THE PROBLEM
Within the records that follow, find every line containing the string "name". Copy those lines.

SUPPLIED DATA
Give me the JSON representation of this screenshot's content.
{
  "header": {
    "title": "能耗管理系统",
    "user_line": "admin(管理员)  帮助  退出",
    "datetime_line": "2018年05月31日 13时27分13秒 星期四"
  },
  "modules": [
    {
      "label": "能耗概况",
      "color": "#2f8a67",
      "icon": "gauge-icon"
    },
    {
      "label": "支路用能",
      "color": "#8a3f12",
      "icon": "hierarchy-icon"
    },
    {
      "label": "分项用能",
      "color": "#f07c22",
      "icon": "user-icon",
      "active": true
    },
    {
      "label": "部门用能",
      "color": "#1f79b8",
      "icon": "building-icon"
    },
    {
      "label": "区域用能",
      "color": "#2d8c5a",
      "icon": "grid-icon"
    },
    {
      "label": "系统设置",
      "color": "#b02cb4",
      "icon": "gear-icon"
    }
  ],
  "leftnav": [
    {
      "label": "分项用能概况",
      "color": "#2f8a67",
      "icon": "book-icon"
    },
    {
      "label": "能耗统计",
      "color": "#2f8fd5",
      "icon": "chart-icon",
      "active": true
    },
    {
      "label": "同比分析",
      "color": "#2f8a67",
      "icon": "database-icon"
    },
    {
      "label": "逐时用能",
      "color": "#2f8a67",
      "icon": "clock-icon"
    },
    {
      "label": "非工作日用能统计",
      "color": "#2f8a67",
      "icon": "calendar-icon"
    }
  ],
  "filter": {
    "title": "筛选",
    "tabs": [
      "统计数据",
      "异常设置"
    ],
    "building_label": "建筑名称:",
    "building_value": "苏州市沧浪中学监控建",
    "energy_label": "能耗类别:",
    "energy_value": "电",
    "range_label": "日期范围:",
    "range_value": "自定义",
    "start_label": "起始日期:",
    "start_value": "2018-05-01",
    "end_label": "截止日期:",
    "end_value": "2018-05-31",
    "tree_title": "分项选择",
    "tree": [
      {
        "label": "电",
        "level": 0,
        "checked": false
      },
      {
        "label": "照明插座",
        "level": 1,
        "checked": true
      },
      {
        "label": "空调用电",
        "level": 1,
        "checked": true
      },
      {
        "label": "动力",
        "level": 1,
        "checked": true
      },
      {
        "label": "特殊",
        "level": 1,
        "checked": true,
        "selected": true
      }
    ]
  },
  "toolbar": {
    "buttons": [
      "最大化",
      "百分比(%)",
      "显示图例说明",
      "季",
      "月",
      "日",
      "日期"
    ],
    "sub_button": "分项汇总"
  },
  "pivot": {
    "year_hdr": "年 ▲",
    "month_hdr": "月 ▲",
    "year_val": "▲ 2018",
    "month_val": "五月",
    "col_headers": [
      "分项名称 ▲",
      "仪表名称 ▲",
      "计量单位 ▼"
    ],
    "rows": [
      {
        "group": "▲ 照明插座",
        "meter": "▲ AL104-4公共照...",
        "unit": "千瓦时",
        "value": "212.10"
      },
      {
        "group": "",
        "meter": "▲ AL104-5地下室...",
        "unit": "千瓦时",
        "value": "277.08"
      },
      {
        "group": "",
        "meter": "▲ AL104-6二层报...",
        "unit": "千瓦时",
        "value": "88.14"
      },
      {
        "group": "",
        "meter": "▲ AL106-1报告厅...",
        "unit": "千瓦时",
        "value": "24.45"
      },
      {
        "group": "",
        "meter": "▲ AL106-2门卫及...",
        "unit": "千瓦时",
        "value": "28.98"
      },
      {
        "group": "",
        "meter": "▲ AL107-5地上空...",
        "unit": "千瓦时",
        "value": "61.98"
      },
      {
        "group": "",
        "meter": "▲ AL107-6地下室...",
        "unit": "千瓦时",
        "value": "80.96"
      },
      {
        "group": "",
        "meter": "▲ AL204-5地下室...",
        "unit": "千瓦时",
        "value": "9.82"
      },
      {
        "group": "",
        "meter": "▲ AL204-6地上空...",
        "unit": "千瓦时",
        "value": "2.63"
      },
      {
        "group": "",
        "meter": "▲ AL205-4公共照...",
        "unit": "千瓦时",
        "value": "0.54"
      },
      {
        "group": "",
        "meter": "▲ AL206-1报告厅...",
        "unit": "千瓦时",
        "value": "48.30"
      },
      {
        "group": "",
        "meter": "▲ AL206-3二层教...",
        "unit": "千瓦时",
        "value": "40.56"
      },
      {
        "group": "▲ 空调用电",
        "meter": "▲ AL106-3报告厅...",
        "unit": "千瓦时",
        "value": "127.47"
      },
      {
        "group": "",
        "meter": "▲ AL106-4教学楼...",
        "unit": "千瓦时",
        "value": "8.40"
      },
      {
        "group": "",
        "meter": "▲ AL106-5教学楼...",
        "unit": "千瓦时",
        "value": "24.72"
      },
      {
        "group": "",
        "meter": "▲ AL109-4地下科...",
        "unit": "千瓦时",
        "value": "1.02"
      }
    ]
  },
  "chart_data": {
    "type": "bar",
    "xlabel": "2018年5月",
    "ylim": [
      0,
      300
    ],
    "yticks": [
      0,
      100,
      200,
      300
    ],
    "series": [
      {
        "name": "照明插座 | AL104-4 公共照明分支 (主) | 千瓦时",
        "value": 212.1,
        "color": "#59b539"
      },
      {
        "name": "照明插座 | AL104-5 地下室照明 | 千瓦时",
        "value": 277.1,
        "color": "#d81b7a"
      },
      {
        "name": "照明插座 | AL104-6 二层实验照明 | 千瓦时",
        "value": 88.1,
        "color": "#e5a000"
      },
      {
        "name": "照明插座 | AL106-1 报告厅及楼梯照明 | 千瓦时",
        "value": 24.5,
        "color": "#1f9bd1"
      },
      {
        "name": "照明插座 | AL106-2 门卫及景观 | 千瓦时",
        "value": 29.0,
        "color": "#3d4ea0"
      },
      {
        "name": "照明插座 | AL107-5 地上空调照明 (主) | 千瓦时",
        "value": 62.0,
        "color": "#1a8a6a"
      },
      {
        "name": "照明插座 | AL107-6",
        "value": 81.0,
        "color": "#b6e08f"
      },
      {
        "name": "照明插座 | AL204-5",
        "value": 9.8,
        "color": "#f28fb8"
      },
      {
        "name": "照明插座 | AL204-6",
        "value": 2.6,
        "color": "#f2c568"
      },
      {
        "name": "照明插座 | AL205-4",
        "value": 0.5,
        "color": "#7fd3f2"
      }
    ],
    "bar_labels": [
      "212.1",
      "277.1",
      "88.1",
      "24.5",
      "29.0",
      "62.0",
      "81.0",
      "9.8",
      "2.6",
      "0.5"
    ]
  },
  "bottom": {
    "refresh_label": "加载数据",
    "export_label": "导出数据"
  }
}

COMPLETED TASK
        "name": "照明插座 | AL104-4 公共照明分支 (主) | 千瓦时",
        "name": "照明插座 | AL104-5 地下室照明 | 千瓦时",
        "name": "照明插座 | AL104-6 二层实验照明 | 千瓦时",
        "name": "照明插座 | AL106-1 报告厅及楼梯照明 | 千瓦时",
        "name": "照明插座 | AL106-2 门卫及景观 | 千瓦时",
        "name": "照明插座 | AL107-5 地上空调照明 (主) | 千瓦时",
        "name": "照明插座 | AL107-6",
        "name": "照明插座 | AL204-5",
        "name": "照明插座 | AL204-6",
        "name": "照明插座 | AL205-4",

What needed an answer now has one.